__Listing__.
## Start

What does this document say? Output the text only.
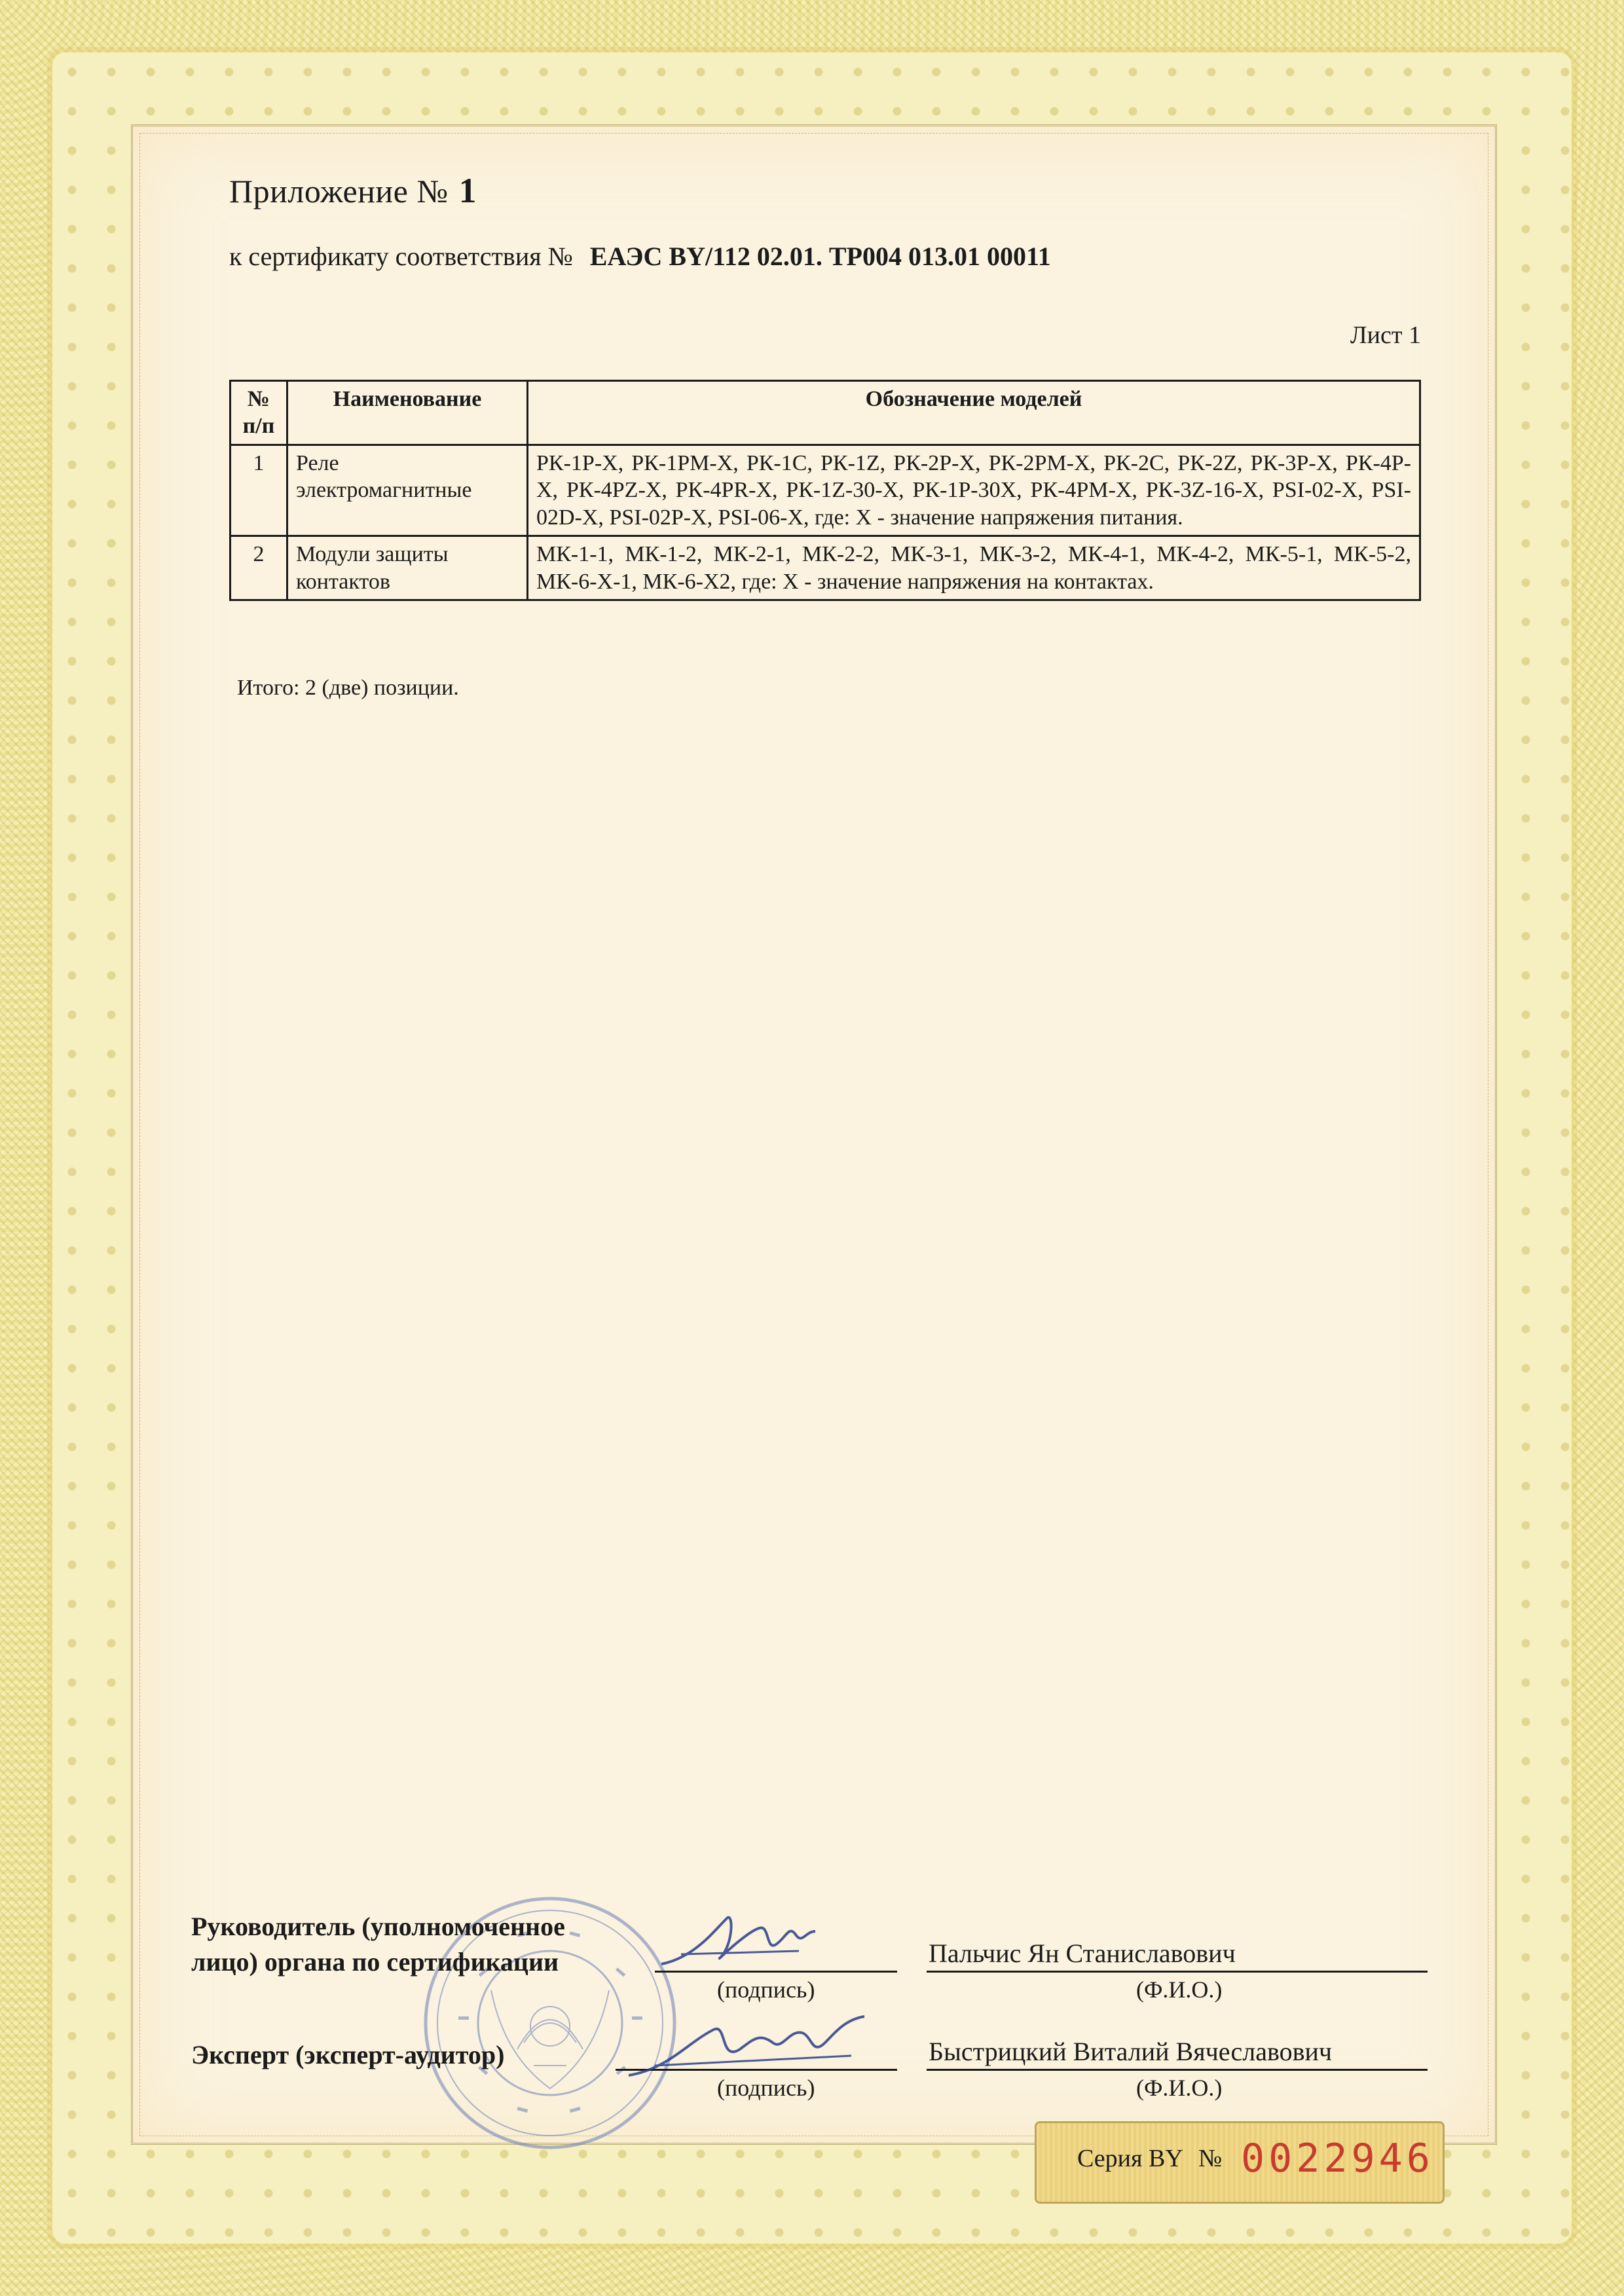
Приложение № 1
к сертификату соответствия № ЕАЭС BY/112 02.01. ТР004 013.01 00011
Лист 1
№ п/п	Наименование	Обозначение моделей
1	Реле электромагнитные	РК-1Р-Х, РК-1РМ-Х, РК-1С, РК-1Z, РК-2Р-Х, РК-2РМ-Х, РК-2С, РК-2Z, РК-3Р-Х, РК-4Р-Х, РК-4PZ-Х, РК-4PR-Х, РК-1Z-30-Х, РК-1Р-30Х, РК-4РМ-Х, РК-3Z-16-Х, PSI-02-Х, PSI-02D-Х, PSI-02Р-Х, PSI-06-Х, где: Х - значение напряжения питания.
2	Модули защиты контактов	МК-1-1, МК-1-2, МК-2-1, МК-2-2, МК-3-1, МК-3-2, МК-4-1, МК-4-2, МК-5-1, МК-5-2, МК-6-Х-1, МК-6-Х2, где: Х - значение напряжения на контактах.
Итого: 2 (две) позиции.
Руководитель (уполномоченное
лицо) органа по сертификации
(подпись)
Пальчис Ян Станиславович
(Ф.И.О.)
Эксперт (эксперт-аудитор)
(подпись)
Быстрицкий Виталий Вячеславович
(Ф.И.О.)
Серия BY № 0022946
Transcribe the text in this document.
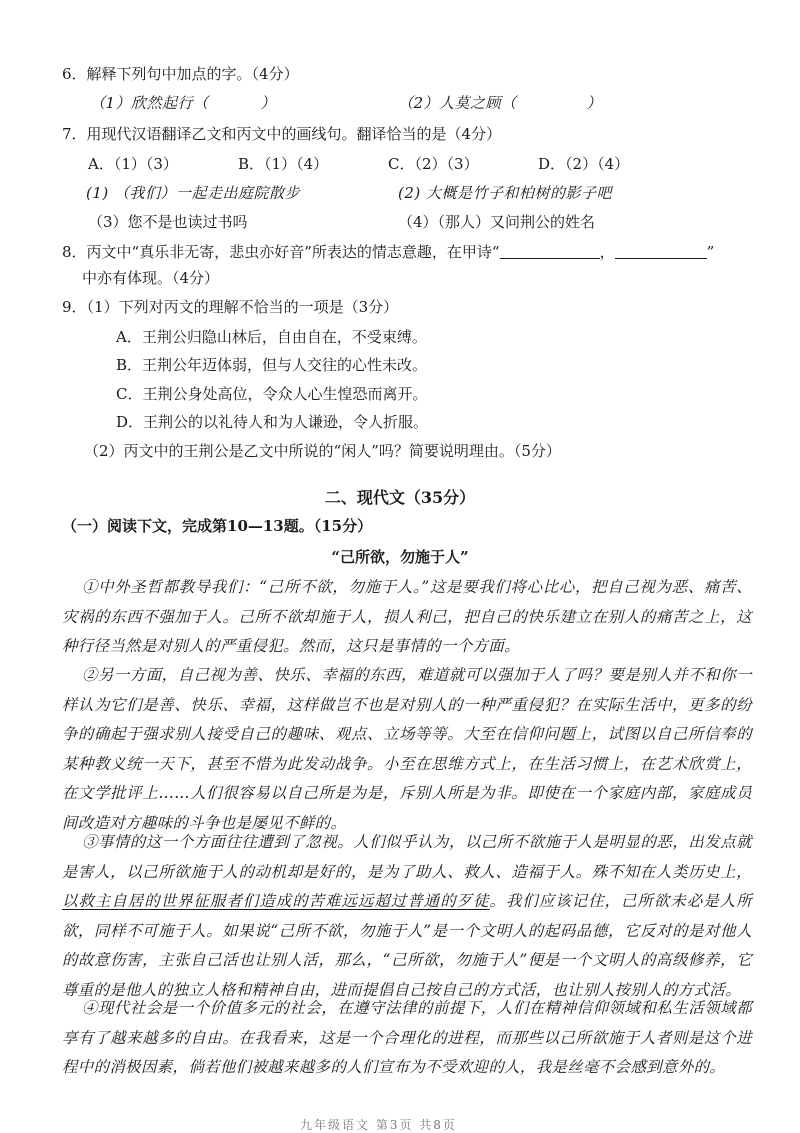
6．解释下列句中加点的字。（4分）
（1）欣然起行（	）	（2）人莫之顾（	）
7．用现代汉语翻译乙文和丙文中的画线句。翻译恰当的是（4分）
A．（1）（3）	B．（1）（4）	C．（2）（3）	D．（2）（4）
(1) （我们）一起走出庭院散步	(2) 大概是竹子和柏树的影子吧
（3）您不是也读过书吗	（4）（那人）又问荆公的姓名
8．丙文中“真乐非无寄，悲虫亦好音”所表达的情志意趣，在甲诗“	，	”
中亦有体现。（4分）
9．（1）下列对丙文的理解不恰当的一项是（3分）
A．王荆公归隐山林后，自由自在，不受束缚。
B．王荆公年迈体弱，但与人交往的心性未改。
C．王荆公身处高位，令众人心生惶恐而离开。
D．王荆公的以礼待人和为人谦逊，令人折服。
（2）丙文中的王荆公是乙文中所说的“闲人”吗？简要说明理由。（5分）
二、现代文（35分）
（一）阅读下文，完成第10—13题。（15分）
“己所欲，勿施于人”
①中外圣哲都教导我们：“己所不欲，勿施于人。”这是要我们将心比心，把自己视为恶、痛苦、灾祸的东西不强加于人。己所不欲却施于人，损人利己，把自己的快乐建立在别人的痛苦之上，这种行径当然是对别人的严重侵犯。然而，这只是事情的一个方面。
②另一方面，自己视为善、快乐、幸福的东西，难道就可以强加于人了吗？要是别人并不和你一样认为它们是善、快乐、幸福，这样做岂不也是对别人的一种严重侵犯？在实际生活中，更多的纷争的确起于强求别人接受自己的趣味、观点、立场等等。大至在信仰问题上，试图以自己所信奉的某种教义统一天下，甚至不惜为此发动战争。小至在思维方式上，在生活习惯上，在艺术欣赏上，在文学批评上……人们很容易以自己所是为是，斥别人所是为非。即使在一个家庭内部，家庭成员间改造对方趣味的斗争也是屡见不鲜的。
③事情的这一个方面往往遭到了忽视。人们似乎认为，以己所不欲施于人是明显的恶，出发点就是害人，以己所欲施于人的动机却是好的，是为了助人、救人、造福于人。殊不知在人类历史上，以救主自居的世界征服者们造成的苦难远远超过普通的歹徒。我们应该记住，己所欲未必是人所欲，同样不可施于人。如果说“己所不欲，勿施于人”是一个文明人的起码品德，它反对的是对他人的故意伤害，主张自己活也让别人活，那么，“己所欲，勿施于人”便是一个文明人的高级修养，它尊重的是他人的独立人格和精神自由，进而提倡自己按自己的方式活，也让别人按别人的方式活。
④现代社会是一个价值多元的社会，在遵守法律的前提下，人们在精神信仰领域和私生活领域都享有了越来越多的自由。在我看来，这是一个合理化的进程，而那些以己所欲施于人者则是这个进程中的消极因素，倘若他们被越来越多的人们宣布为不受欢迎的人，我是丝毫不会感到意外的。
九年级语文 第3页 共8页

## End

__Task requirements__.
Each record above must be returned exactly as written, with its pictures omitted.

__Exercise response__.
What does this document say? Output the text only.
Приложение № 1
к сертификату соответствия № ЕАЭС BY/112 02.01. ТР004 013.01 00011
Лист 1
№ п/п	Наименование	Обозначение моделей
1	Реле электромагнитные	РК-1Р-Х, РК-1РМ-Х, РК-1С, РК-1Z, РК-2Р-Х, РК-2РМ-Х, РК-2С, РК-2Z, РК-3Р-Х, РК-4Р-Х, РК-4PZ-Х, РК-4PR-Х, РК-1Z-30-Х, РК-1Р-30Х, РК-4РМ-Х, РК-3Z-16-Х, PSI-02-Х, PSI-02D-Х, PSI-02Р-Х, PSI-06-Х, где: Х - значение напряжения питания.
2	Модули защиты контактов	МК-1-1, МК-1-2, МК-2-1, МК-2-2, МК-3-1, МК-3-2, МК-4-1, МК-4-2, МК-5-1, МК-5-2, МК-6-Х-1, МК-6-Х2, где: Х - значение напряжения на контактах.
Итого: 2 (две) позиции.
Руководитель (уполномоченное
лицо) органа по сертификации
(подпись)
Пальчис Ян Станиславович
(Ф.И.О.)
Эксперт (эксперт-аудитор)
(подпись)
Быстрицкий Виталий Вячеславович
(Ф.И.О.)
Серия BY № 0022946
Transcribe the text in this document.
6．解释下列句中加点的字。（4分）
（1）欣然起行（	）	（2）人莫之顾（	）
7．用现代汉语翻译乙文和丙文中的画线句。翻译恰当的是（4分）
A．（1）（3）	B．（1）（4）	C．（2）（3）	D．（2）（4）
(1) （我们）一起走出庭院散步	(2) 大概是竹子和柏树的影子吧
（3）您不是也读过书吗	（4）（那人）又问荆公的姓名
8．丙文中“真乐非无寄，悲虫亦好音”所表达的情志意趣，在甲诗“	，	”
中亦有体现。（4分）
9．（1）下列对丙文的理解不恰当的一项是（3分）
A．王荆公归隐山林后，自由自在，不受束缚。
B．王荆公年迈体弱，但与人交往的心性未改。
C．王荆公身处高位，令众人心生惶恐而离开。
D．王荆公的以礼待人和为人谦逊，令人折服。
（2）丙文中的王荆公是乙文中所说的“闲人”吗？简要说明理由。（5分）
二、现代文（35分）
（一）阅读下文，完成第10—13题。（15分）
“己所欲，勿施于人”
①中外圣哲都教导我们：“己所不欲，勿施于人。”这是要我们将心比心，把自己视为恶、痛苦、灾祸的东西不强加于人。己所不欲却施于人，损人利己，把自己的快乐建立在别人的痛苦之上，这种行径当然是对别人的严重侵犯。然而，这只是事情的一个方面。
②另一方面，自己视为善、快乐、幸福的东西，难道就可以强加于人了吗？要是别人并不和你一样认为它们是善、快乐、幸福，这样做岂不也是对别人的一种严重侵犯？在实际生活中，更多的纷争的确起于强求别人接受自己的趣味、观点、立场等等。大至在信仰问题上，试图以自己所信奉的某种教义统一天下，甚至不惜为此发动战争。小至在思维方式上，在生活习惯上，在艺术欣赏上，在文学批评上……人们很容易以自己所是为是，斥别人所是为非。即使在一个家庭内部，家庭成员间改造对方趣味的斗争也是屡见不鲜的。
③事情的这一个方面往往遭到了忽视。人们似乎认为，以己所不欲施于人是明显的恶，出发点就是害人，以己所欲施于人的动机却是好的，是为了助人、救人、造福于人。殊不知在人类历史上，以救主自居的世界征服者们造成的苦难远远超过普通的歹徒。我们应该记住，己所欲未必是人所欲，同样不可施于人。如果说“己所不欲，勿施于人”是一个文明人的起码品德，它反对的是对他人的故意伤害，主张自己活也让别人活，那么，“己所欲，勿施于人”便是一个文明人的高级修养，它尊重的是他人的独立人格和精神自由，进而提倡自己按自己的方式活，也让别人按别人的方式活。
④现代社会是一个价值多元的社会，在遵守法律的前提下，人们在精神信仰领域和私生活领域都享有了越来越多的自由。在我看来，这是一个合理化的进程，而那些以己所欲施于人者则是这个进程中的消极因素，倘若他们被越来越多的人们宣布为不受欢迎的人，我是丝毫不会感到意外的。
九年级语文 第3页 共8页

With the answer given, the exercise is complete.